BRIEF | Search the records for the string "synthetic" and copy every line where it turns up.

(Dataset entries for page text)
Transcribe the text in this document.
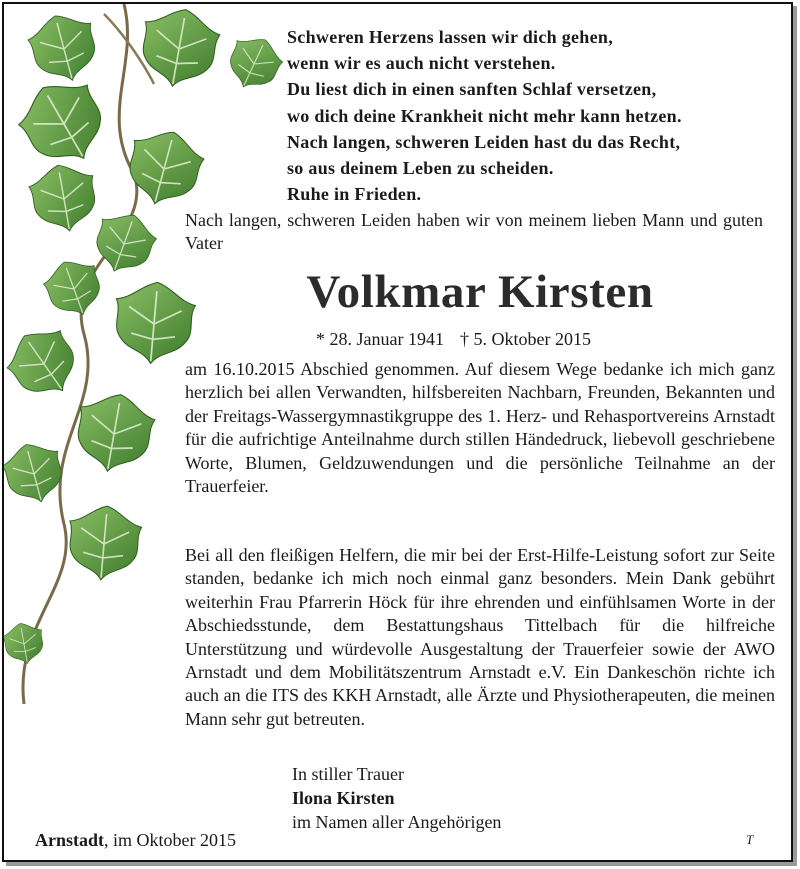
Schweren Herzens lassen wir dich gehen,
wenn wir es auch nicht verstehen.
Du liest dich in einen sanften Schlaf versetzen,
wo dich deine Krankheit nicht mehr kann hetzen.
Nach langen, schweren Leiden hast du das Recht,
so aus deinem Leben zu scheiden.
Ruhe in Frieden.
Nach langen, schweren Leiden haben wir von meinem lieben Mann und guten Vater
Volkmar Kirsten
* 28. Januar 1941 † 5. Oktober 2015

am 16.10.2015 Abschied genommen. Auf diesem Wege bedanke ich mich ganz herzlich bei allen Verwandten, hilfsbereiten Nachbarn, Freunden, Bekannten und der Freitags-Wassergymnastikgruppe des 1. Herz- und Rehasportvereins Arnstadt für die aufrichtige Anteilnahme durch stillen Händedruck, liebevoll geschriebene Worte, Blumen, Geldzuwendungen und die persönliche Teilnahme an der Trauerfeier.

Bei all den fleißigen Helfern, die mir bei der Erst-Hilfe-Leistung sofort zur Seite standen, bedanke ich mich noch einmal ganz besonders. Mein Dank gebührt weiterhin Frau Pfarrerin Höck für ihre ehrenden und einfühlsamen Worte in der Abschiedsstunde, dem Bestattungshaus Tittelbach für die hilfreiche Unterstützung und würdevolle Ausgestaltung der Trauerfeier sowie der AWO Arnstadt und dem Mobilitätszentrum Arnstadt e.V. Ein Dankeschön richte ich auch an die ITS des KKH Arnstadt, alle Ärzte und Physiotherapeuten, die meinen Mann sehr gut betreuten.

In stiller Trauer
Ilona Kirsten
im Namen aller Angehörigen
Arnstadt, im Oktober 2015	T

* * *

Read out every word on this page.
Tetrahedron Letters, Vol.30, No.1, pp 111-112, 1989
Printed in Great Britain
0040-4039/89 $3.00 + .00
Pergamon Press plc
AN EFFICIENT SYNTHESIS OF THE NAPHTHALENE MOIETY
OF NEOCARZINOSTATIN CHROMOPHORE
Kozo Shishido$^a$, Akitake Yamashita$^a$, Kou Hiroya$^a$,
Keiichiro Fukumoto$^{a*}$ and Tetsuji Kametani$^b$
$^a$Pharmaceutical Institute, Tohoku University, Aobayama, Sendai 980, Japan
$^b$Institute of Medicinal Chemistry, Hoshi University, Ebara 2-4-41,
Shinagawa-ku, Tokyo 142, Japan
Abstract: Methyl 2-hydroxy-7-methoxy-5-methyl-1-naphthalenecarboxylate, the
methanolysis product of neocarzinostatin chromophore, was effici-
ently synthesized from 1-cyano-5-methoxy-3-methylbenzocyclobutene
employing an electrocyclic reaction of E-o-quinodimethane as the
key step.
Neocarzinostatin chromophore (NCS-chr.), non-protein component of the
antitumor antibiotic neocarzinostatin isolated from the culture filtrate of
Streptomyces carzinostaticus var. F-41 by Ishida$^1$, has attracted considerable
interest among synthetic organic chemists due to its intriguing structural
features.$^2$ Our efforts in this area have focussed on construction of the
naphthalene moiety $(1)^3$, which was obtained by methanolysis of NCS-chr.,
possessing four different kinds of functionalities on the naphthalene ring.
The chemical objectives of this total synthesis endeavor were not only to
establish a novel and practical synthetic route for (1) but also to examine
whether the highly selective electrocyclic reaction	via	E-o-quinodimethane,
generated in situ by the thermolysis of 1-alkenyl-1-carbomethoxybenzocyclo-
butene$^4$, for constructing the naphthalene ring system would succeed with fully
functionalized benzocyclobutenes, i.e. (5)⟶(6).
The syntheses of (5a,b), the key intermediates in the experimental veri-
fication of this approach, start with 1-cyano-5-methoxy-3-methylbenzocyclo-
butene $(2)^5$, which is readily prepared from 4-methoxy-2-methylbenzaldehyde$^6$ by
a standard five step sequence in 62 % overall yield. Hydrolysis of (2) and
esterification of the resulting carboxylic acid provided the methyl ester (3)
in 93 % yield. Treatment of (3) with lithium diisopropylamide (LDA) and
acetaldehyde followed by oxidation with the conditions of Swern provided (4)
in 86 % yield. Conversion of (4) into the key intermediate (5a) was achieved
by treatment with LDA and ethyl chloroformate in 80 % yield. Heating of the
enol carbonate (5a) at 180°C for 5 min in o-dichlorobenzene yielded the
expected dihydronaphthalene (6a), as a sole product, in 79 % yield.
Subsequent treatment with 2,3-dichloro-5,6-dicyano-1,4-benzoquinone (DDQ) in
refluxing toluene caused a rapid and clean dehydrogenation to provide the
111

SOLUTION |
interest among synthetic organic chemists due to its intriguing structural
establish a novel and practical synthetic route for (1) but also to examine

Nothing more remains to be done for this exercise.